Goal of the exercise
Each record is to be transcribed exactly.

Task inputs
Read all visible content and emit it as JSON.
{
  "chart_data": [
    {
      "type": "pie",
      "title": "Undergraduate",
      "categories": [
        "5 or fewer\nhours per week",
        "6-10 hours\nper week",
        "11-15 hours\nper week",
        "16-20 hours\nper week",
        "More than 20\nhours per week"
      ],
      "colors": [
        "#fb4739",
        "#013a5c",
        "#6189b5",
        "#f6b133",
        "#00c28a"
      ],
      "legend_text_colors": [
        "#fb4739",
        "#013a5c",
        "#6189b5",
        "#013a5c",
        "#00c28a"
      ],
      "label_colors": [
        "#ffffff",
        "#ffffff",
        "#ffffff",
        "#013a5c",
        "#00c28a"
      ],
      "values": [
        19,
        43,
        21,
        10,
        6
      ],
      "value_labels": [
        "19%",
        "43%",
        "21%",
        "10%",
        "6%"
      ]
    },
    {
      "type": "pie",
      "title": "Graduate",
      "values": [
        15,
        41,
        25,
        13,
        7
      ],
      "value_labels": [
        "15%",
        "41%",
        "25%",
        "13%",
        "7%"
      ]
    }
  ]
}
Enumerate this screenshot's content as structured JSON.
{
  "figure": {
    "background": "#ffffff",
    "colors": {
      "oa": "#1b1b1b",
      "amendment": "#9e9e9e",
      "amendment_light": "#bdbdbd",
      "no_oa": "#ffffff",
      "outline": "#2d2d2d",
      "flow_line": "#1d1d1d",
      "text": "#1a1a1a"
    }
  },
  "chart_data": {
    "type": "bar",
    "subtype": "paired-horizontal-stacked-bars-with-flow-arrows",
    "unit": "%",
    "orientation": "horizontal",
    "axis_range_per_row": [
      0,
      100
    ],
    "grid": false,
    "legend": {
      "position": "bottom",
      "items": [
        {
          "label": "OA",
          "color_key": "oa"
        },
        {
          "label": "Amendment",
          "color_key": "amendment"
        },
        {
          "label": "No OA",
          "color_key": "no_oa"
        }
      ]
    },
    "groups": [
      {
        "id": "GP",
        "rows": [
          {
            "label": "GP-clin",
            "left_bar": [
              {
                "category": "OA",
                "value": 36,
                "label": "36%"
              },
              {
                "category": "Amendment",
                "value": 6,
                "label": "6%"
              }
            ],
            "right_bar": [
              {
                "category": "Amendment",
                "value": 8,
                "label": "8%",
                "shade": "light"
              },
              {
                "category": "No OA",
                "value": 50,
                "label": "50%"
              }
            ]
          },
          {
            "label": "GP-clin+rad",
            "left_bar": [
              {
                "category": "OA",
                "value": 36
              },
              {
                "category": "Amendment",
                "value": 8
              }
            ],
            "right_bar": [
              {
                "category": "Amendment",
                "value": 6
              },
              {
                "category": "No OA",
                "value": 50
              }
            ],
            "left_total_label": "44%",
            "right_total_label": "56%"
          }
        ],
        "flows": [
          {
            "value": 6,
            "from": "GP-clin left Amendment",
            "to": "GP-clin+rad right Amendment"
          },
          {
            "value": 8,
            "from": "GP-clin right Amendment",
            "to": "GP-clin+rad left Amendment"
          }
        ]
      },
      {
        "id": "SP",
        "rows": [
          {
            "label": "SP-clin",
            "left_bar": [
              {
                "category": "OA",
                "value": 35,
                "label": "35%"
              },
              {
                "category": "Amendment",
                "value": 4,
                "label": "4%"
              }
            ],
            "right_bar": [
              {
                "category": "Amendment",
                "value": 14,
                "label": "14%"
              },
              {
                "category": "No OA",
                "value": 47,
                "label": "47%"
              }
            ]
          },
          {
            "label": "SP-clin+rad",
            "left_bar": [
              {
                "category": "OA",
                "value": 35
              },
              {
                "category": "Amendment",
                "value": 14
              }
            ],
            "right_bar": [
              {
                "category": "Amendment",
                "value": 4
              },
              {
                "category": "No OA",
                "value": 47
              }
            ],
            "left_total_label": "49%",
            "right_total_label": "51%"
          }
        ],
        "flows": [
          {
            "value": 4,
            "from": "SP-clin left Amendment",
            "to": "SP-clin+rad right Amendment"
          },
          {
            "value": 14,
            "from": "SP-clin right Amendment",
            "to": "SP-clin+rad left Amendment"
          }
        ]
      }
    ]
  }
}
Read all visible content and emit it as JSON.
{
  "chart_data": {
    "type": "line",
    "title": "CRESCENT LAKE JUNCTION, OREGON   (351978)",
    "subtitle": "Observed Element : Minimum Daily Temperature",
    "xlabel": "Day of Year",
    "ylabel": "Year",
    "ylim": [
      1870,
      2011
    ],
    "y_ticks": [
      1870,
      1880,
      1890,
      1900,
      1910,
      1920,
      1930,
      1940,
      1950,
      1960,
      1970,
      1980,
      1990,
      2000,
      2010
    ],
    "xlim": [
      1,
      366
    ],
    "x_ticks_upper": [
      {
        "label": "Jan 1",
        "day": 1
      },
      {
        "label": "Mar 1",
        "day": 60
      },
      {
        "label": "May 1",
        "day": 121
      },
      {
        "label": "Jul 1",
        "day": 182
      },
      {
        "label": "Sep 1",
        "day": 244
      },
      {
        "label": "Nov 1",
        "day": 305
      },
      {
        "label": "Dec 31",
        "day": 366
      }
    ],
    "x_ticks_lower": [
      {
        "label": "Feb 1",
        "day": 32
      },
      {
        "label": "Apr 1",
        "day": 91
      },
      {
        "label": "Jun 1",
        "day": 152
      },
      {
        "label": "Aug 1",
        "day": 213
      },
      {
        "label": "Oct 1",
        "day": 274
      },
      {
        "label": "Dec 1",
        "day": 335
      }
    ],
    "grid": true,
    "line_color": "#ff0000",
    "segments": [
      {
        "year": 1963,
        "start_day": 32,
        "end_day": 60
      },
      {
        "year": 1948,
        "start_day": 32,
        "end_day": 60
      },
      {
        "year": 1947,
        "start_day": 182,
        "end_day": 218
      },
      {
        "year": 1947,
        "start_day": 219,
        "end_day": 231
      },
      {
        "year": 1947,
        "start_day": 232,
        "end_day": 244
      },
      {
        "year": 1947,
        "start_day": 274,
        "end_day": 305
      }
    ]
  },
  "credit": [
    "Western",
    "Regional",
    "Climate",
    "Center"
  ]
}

Full output
Read all visible content and emit it as JSON.
{
  "chart_data": [
    {
      "type": "pie",
      "title": "Undergraduate",
      "categories": [
        "5 or fewer\nhours per week",
        "6-10 hours\nper week",
        "11-15 hours\nper week",
        "16-20 hours\nper week",
        "More than 20\nhours per week"
      ],
      "colors": [
        "#fb4739",
        "#013a5c",
        "#6189b5",
        "#f6b133",
        "#00c28a"
      ],
      "legend_text_colors": [
        "#fb4739",
        "#013a5c",
        "#6189b5",
        "#013a5c",
        "#00c28a"
      ],
      "label_colors": [
        "#ffffff",
        "#ffffff",
        "#ffffff",
        "#013a5c",
        "#00c28a"
      ],
      "values": [
        19,
        43,
        21,
        10,
        6
      ],
      "value_labels": [
        "19%",
        "43%",
        "21%",
        "10%",
        "6%"
      ]
    },
    {
      "type": "pie",
      "title": "Graduate",
      "values": [
        15,
        41,
        25,
        13,
        7
      ],
      "value_labels": [
        "15%",
        "41%",
        "25%",
        "13%",
        "7%"
      ]
    }
  ]
}
Enumerate this screenshot's content as structured JSON.
{
  "figure": {
    "background": "#ffffff",
    "colors": {
      "oa": "#1b1b1b",
      "amendment": "#9e9e9e",
      "amendment_light": "#bdbdbd",
      "no_oa": "#ffffff",
      "outline": "#2d2d2d",
      "flow_line": "#1d1d1d",
      "text": "#1a1a1a"
    }
  },
  "chart_data": {
    "type": "bar",
    "subtype": "paired-horizontal-stacked-bars-with-flow-arrows",
    "unit": "%",
    "orientation": "horizontal",
    "axis_range_per_row": [
      0,
      100
    ],
    "grid": false,
    "legend": {
      "position": "bottom",
      "items": [
        {
          "label": "OA",
          "color_key": "oa"
        },
        {
          "label": "Amendment",
          "color_key": "amendment"
        },
        {
          "label": "No OA",
          "color_key": "no_oa"
        }
      ]
    },
    "groups": [
      {
        "id": "GP",
        "rows": [
          {
            "label": "GP-clin",
            "left_bar": [
              {
                "category": "OA",
                "value": 36,
                "label": "36%"
              },
              {
                "category": "Amendment",
                "value": 6,
                "label": "6%"
              }
            ],
            "right_bar": [
              {
                "category": "Amendment",
                "value": 8,
                "label": "8%",
                "shade": "light"
              },
              {
                "category": "No OA",
                "value": 50,
                "label": "50%"
              }
            ]
          },
          {
            "label": "GP-clin+rad",
            "left_bar": [
              {
                "category": "OA",
                "value": 36
              },
              {
                "category": "Amendment",
                "value": 8
              }
            ],
            "right_bar": [
              {
                "category": "Amendment",
                "value": 6
              },
              {
                "category": "No OA",
                "value": 50
              }
            ],
            "left_total_label": "44%",
            "right_total_label": "56%"
          }
        ],
        "flows": [
          {
            "value": 6,
            "from": "GP-clin left Amendment",
            "to": "GP-clin+rad right Amendment"
          },
          {
            "value": 8,
            "from": "GP-clin right Amendment",
            "to": "GP-clin+rad left Amendment"
          }
        ]
      },
      {
        "id": "SP",
        "rows": [
          {
            "label": "SP-clin",
            "left_bar": [
              {
                "category": "OA",
                "value": 35,
                "label": "35%"
              },
              {
                "category": "Amendment",
                "value": 4,
                "label": "4%"
              }
            ],
            "right_bar": [
              {
                "category": "Amendment",
                "value": 14,
                "label": "14%"
              },
              {
                "category": "No OA",
                "value": 47,
                "label": "47%"
              }
            ]
          },
          {
            "label": "SP-clin+rad",
            "left_bar": [
              {
                "category": "OA",
                "value": 35
              },
              {
                "category": "Amendment",
                "value": 14
              }
            ],
            "right_bar": [
              {
                "category": "Amendment",
                "value": 4
              },
              {
                "category": "No OA",
                "value": 47
              }
            ],
            "left_total_label": "49%",
            "right_total_label": "51%"
          }
        ],
        "flows": [
          {
            "value": 4,
            "from": "SP-clin left Amendment",
            "to": "SP-clin+rad right Amendment"
          },
          {
            "value": 14,
            "from": "SP-clin right Amendment",
            "to": "SP-clin+rad left Amendment"
          }
        ]
      }
    ]
  }
}
Read all visible content and emit it as JSON.
{
  "chart_data": {
    "type": "line",
    "title": "CRESCENT LAKE JUNCTION, OREGON   (351978)",
    "subtitle": "Observed Element : Minimum Daily Temperature",
    "xlabel": "Day of Year",
    "ylabel": "Year",
    "ylim": [
      1870,
      2011
    ],
    "y_ticks": [
      1870,
      1880,
      1890,
      1900,
      1910,
      1920,
      1930,
      1940,
      1950,
      1960,
      1970,
      1980,
      1990,
      2000,
      2010
    ],
    "xlim": [
      1,
      366
    ],
    "x_ticks_upper": [
      {
        "label": "Jan 1",
        "day": 1
      },
      {
        "label": "Mar 1",
        "day": 60
      },
      {
        "label": "May 1",
        "day": 121
      },
      {
        "label": "Jul 1",
        "day": 182
      },
      {
        "label": "Sep 1",
        "day": 244
      },
      {
        "label": "Nov 1",
        "day": 305
      },
      {
        "label": "Dec 31",
        "day": 366
      }
    ],
    "x_ticks_lower": [
      {
        "label": "Feb 1",
        "day": 32
      },
      {
        "label": "Apr 1",
        "day": 91
      },
      {
        "label": "Jun 1",
        "day": 152
      },
      {
        "label": "Aug 1",
        "day": 213
      },
      {
        "label": "Oct 1",
        "day": 274
      },
      {
        "label": "Dec 1",
        "day": 335
      }
    ],
    "grid": true,
    "line_color": "#ff0000",
    "segments": [
      {
        "year": 1963,
        "start_day": 32,
        "end_day": 60
      },
      {
        "year": 1948,
        "start_day": 32,
        "end_day": 60
      },
      {
        "year": 1947,
        "start_day": 182,
        "end_day": 218
      },
      {
        "year": 1947,
        "start_day": 219,
        "end_day": 231
      },
      {
        "year": 1947,
        "start_day": 232,
        "end_day": 244
      },
      {
        "year": 1947,
        "start_day": 274,
        "end_day": 305
      }
    ]
  },
  "credit": [
    "Western",
    "Regional",
    "Climate",
    "Center"
  ]
}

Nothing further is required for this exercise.